• _What is required_
Records follow. Select each line holding "jeden".

* start Data to process *

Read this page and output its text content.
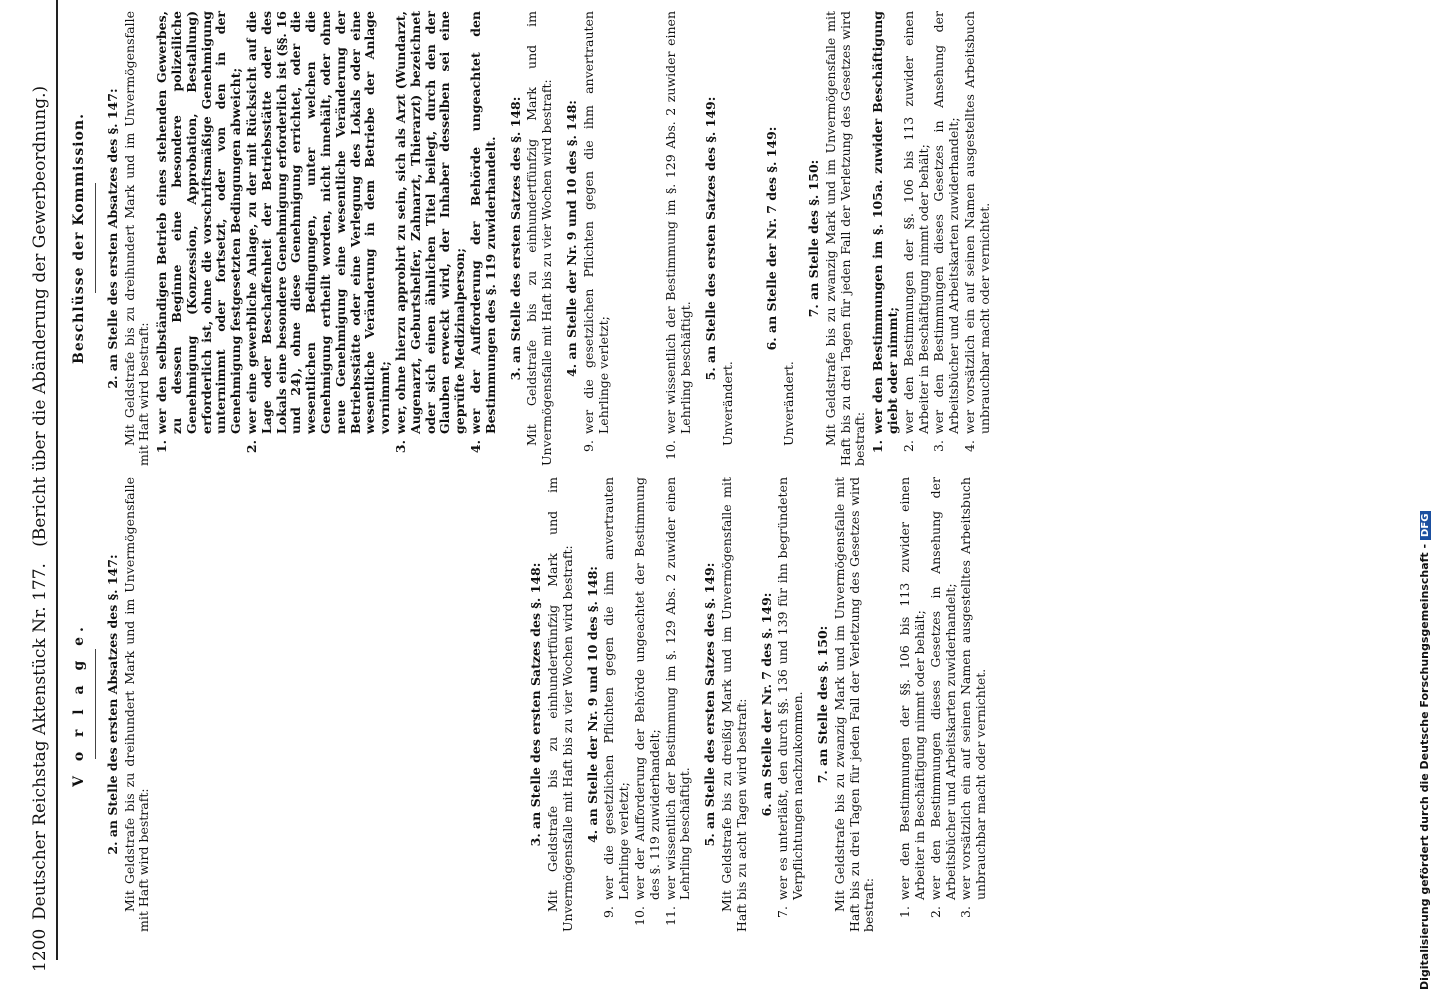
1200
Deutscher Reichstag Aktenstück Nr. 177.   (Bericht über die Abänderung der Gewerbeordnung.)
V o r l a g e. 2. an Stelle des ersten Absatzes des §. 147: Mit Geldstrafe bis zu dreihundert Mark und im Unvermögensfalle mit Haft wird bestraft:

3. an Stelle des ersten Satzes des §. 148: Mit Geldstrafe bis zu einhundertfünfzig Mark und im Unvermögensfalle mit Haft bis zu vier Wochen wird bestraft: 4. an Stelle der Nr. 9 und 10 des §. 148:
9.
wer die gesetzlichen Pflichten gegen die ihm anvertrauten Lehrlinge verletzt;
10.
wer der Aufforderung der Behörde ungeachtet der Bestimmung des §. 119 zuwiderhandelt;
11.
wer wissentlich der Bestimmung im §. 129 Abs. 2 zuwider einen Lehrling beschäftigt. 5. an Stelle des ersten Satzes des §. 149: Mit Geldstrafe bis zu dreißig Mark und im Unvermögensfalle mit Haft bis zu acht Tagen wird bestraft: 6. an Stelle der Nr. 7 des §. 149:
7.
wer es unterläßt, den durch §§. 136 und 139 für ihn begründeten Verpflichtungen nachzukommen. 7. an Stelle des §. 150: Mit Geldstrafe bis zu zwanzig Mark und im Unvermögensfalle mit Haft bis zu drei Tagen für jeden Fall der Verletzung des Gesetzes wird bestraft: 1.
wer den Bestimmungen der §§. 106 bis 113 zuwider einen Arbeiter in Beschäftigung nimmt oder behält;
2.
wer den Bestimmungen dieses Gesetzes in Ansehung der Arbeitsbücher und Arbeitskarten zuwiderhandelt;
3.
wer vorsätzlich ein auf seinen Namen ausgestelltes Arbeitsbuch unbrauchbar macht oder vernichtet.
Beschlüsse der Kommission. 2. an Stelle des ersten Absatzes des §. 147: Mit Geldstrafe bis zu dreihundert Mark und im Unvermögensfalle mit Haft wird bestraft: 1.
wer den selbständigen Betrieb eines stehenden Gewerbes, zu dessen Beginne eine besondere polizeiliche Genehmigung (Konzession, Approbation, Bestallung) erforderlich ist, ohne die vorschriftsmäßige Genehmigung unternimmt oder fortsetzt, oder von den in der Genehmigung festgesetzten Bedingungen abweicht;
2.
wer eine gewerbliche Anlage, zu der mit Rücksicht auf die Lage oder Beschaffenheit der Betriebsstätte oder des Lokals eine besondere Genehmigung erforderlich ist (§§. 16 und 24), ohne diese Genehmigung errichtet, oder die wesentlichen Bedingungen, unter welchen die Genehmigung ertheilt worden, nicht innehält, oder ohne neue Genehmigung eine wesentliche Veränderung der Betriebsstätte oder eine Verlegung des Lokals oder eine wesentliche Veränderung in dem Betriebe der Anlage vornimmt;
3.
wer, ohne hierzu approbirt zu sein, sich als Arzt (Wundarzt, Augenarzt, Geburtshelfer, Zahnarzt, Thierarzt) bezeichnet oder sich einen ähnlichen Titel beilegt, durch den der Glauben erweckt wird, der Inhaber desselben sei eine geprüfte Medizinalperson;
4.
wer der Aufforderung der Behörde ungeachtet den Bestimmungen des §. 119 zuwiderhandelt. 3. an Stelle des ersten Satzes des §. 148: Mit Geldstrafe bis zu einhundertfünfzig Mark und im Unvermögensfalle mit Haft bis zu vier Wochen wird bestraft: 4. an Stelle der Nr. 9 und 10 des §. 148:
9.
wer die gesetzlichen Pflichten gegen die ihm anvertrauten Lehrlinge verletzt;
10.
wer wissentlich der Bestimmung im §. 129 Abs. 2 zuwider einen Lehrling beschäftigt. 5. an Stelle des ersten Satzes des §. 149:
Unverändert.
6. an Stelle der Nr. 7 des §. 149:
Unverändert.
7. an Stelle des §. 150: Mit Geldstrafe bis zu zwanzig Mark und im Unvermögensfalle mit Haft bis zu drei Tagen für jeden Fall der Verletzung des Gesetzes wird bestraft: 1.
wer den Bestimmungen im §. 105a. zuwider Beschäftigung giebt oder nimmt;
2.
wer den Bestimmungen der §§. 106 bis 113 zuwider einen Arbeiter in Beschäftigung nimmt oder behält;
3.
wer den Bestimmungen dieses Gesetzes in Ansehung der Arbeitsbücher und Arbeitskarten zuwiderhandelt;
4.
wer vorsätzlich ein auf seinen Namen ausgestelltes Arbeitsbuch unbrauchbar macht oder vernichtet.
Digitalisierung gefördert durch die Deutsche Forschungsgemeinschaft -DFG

* end Data to process *
* start Data to process *

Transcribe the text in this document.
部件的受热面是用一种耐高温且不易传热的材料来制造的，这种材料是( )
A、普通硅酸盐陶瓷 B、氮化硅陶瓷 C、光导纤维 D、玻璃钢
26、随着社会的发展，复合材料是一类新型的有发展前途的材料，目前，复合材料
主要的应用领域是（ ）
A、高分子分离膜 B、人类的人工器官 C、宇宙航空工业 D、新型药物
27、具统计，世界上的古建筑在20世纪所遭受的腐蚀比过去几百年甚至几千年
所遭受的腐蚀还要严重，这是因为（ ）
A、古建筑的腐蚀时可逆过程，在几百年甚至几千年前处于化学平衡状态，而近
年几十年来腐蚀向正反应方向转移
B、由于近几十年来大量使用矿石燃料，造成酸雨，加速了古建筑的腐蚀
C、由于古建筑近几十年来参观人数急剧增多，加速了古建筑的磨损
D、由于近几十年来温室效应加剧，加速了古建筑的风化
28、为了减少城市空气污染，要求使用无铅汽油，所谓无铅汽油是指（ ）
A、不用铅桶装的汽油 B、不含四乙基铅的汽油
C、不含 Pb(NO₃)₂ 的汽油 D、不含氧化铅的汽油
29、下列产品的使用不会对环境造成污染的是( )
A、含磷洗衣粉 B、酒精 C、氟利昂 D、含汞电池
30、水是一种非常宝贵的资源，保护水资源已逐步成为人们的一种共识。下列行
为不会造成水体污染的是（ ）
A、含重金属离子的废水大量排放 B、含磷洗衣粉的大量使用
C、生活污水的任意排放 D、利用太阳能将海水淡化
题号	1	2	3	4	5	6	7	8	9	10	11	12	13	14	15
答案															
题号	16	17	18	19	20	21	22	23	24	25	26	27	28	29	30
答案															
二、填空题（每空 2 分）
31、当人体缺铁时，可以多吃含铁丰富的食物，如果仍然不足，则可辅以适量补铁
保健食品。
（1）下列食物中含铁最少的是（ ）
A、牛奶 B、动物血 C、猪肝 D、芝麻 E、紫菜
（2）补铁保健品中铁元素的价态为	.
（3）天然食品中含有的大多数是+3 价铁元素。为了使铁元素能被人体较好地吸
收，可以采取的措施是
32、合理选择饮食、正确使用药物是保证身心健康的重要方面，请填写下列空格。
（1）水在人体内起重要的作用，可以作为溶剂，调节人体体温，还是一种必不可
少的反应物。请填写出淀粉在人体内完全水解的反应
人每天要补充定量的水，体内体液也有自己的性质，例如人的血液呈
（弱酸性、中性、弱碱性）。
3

* end Data to process *
* start Data to process *

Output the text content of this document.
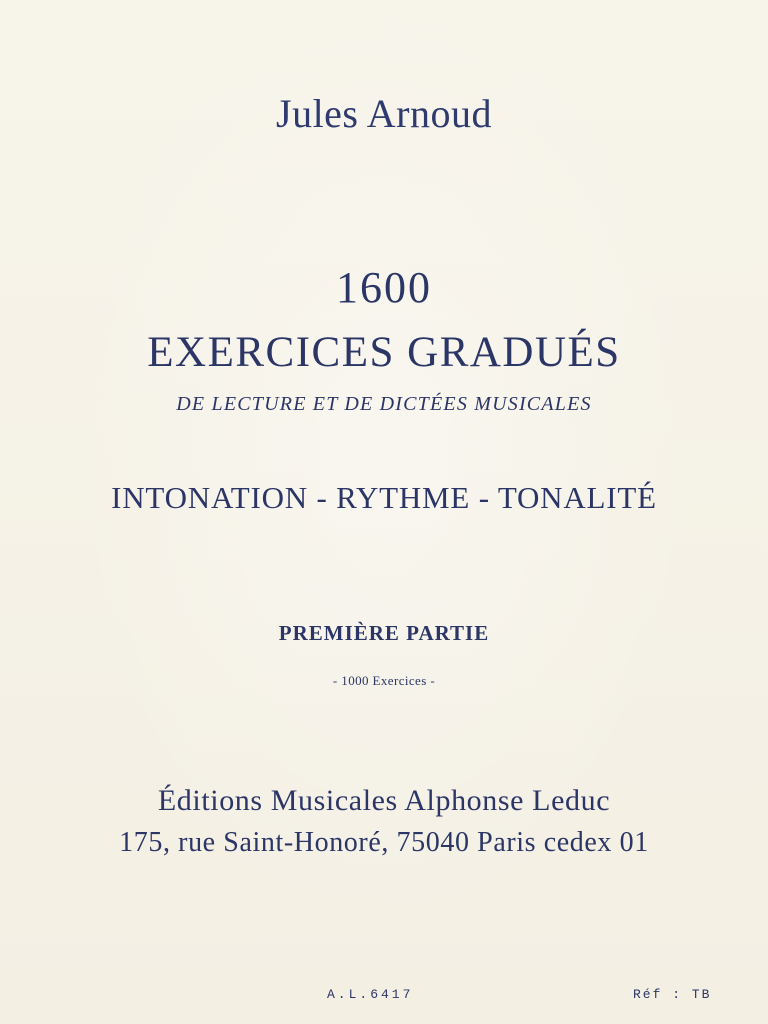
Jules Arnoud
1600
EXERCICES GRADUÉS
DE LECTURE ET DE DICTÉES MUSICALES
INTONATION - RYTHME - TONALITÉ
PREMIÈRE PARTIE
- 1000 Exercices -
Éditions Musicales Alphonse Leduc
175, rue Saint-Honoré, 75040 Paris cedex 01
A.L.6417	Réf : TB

* end Data to process *

• _Worked solution_
wer es unterläßt, den durch §§. 136 und 139 für ihn begründeten Verpflichtungen nachzukommen. 7. an Stelle des §. 150: Mit Geldstrafe bis zu zwanzig Mark und im Unvermögensfalle mit Haft bis zu drei Tagen für jeden Fall der Verletzung des Gesetzes wird bestraft: 1.
7. an Stelle des §. 150: Mit Geldstrafe bis zu zwanzig Mark und im Unvermögensfalle mit Haft bis zu drei Tagen für jeden Fall der Verletzung des Gesetzes wird bestraft: 1.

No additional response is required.